EXERCISE INSTRUCTIONS:
Write the data out again exactly, with no pictures.

DATA EXTRACT:
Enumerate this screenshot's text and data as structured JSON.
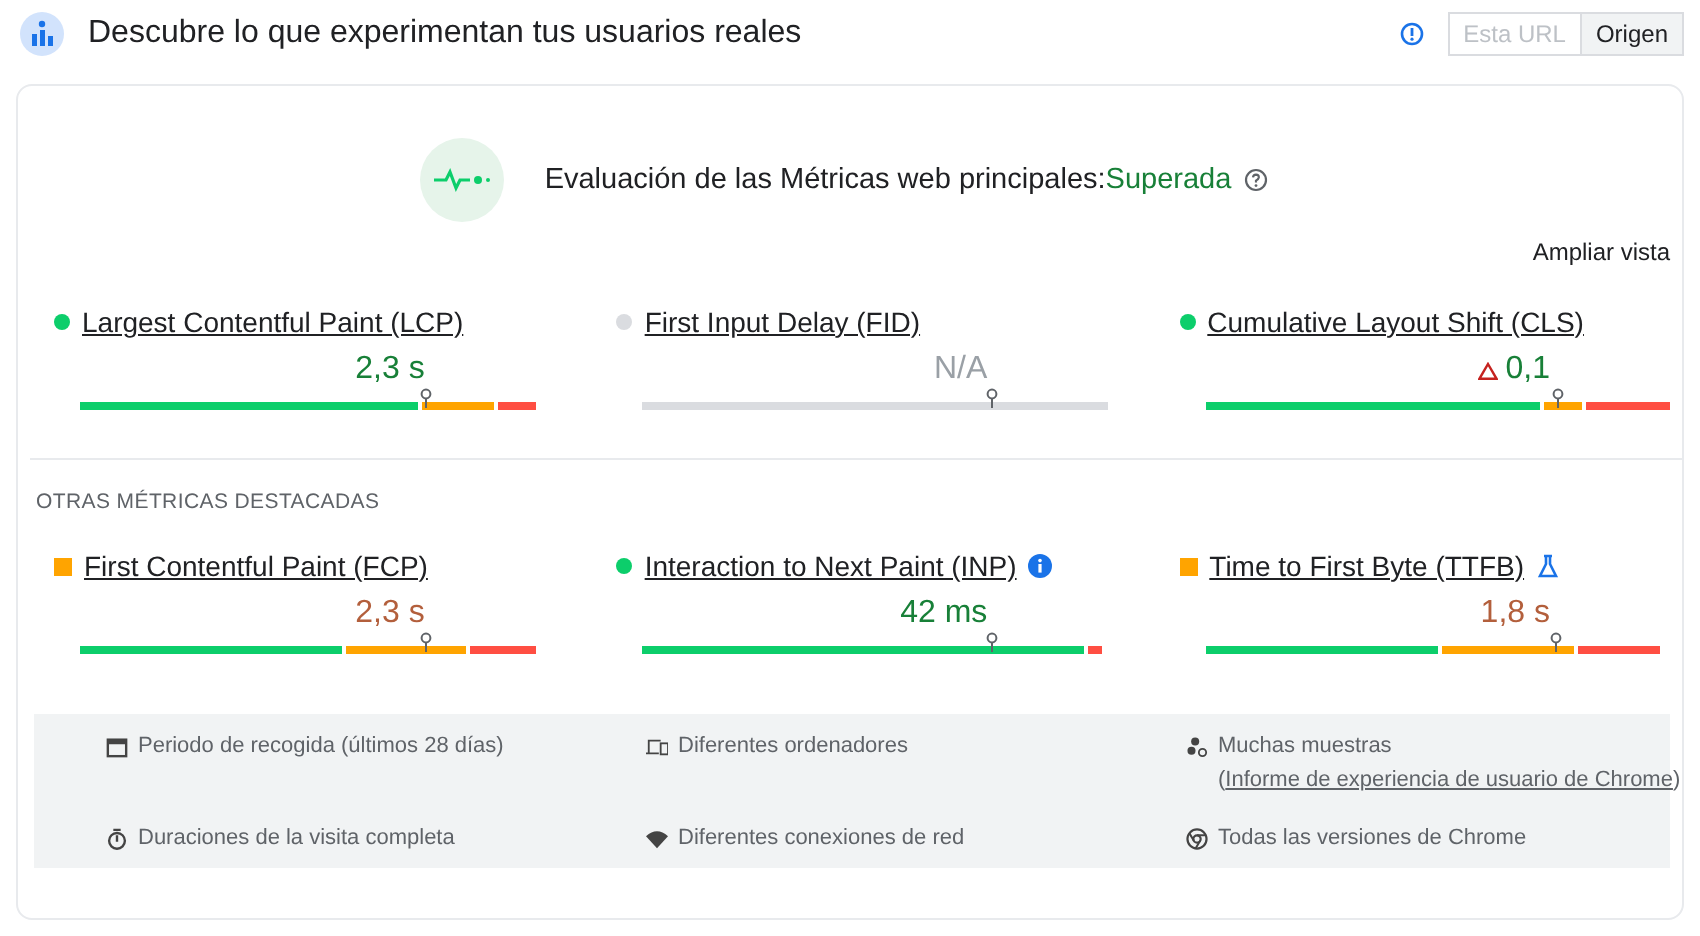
{
  "header": {
    "title": "Descubre lo que experimentan tus usuarios reales",
    "toggle": [
      {
        "label": "Esta URL",
        "selected": false
      },
      {
        "label": "Origen",
        "selected": true
      }
    ]
  },
  "assessment": {
    "label": "Evaluación de las Métricas web principales:",
    "result": "Superada",
    "expand": "Ampliar vista"
  },
  "core_metrics": [
    {
      "name": "Largest Contentful Paint (LCP)",
      "kind": "good",
      "color": "#0cce6b",
      "value": "2,3 s"
    },
    {
      "name": "First Input Delay (FID)",
      "kind": "none",
      "color": "#dadce0",
      "value": "N/A"
    },
    {
      "name": "Cumulative Layout Shift (CLS)",
      "kind": "good",
      "color": "#0cce6b",
      "value": "0,1",
      "warning": true
    }
  ],
  "other_title": "OTRAS MÉTRICAS DESTACADAS",
  "other_metrics": [
    {
      "name": "First Contentful Paint (FCP)",
      "kind": "ni",
      "color": "#ffa400",
      "value": "2,3 s"
    },
    {
      "name": "Interaction to Next Paint (INP)",
      "kind": "good",
      "color": "#0cce6b",
      "value": "42 ms",
      "badge": {
        "kind": "info"
      }
    },
    {
      "name": "Time to First Byte (TTFB)",
      "kind": "ni",
      "color": "#ffa400",
      "value": "1,8 s",
      "badge": {
        "kind": "lab"
      }
    }
  ],
  "footer": [
    {
      "kind": "calendar",
      "text": "Periodo de recogida (últimos 28 días)"
    },
    {
      "kind": "devices",
      "text": "Diferentes ordenadores"
    },
    {
      "kind": "samples",
      "text": "Muchas muestras (",
      "link": "Informe de experiencia de usuario de Chrome",
      "after": ")"
    },
    {
      "kind": "timer",
      "text": "Duraciones de la visita completa"
    },
    {
      "kind": "wifi",
      "text": "Diferentes conexiones de red"
    },
    {
      "kind": "chrome",
      "text": "Todas las versiones de Chrome"
    }
  ]
}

IN RESPONSE:
Enumerate this screenshot's text and data as structured JSON.
{
  "header": {
    "title": "Descubre lo que experimentan tus usuarios reales",
    "toggle": [
      {
        "label": "Esta URL",
        "selected": false
      },
      {
        "label": "Origen",
        "selected": true
      }
    ]
  },
  "assessment": {
    "label": "Evaluación de las Métricas web principales:",
    "result": "Superada",
    "expand": "Ampliar vista"
  },
  "core_metrics": [
    {
      "name": "Largest Contentful Paint (LCP)",
      "kind": "good",
      "color": "#0cce6b",
      "value": "2,3 s"
    },
    {
      "name": "First Input Delay (FID)",
      "kind": "none",
      "color": "#dadce0",
      "value": "N/A"
    },
    {
      "name": "Cumulative Layout Shift (CLS)",
      "kind": "good",
      "color": "#0cce6b",
      "value": "0,1",
      "warning": true
    }
  ],
  "other_title": "OTRAS MÉTRICAS DESTACADAS",
  "other_metrics": [
    {
      "name": "First Contentful Paint (FCP)",
      "kind": "ni",
      "color": "#ffa400",
      "value": "2,3 s"
    },
    {
      "name": "Interaction to Next Paint (INP)",
      "kind": "good",
      "color": "#0cce6b",
      "value": "42 ms",
      "badge": {
        "kind": "info"
      }
    },
    {
      "name": "Time to First Byte (TTFB)",
      "kind": "ni",
      "color": "#ffa400",
      "value": "1,8 s",
      "badge": {
        "kind": "lab"
      }
    }
  ],
  "footer": [
    {
      "kind": "calendar",
      "text": "Periodo de recogida (últimos 28 días)"
    },
    {
      "kind": "devices",
      "text": "Diferentes ordenadores"
    },
    {
      "kind": "samples",
      "text": "Muchas muestras (",
      "link": "Informe de experiencia de usuario de Chrome",
      "after": ")"
    },
    {
      "kind": "timer",
      "text": "Duraciones de la visita completa"
    },
    {
      "kind": "wifi",
      "text": "Diferentes conexiones de red"
    },
    {
      "kind": "chrome",
      "text": "Todas las versiones de Chrome"
    }
  ]
}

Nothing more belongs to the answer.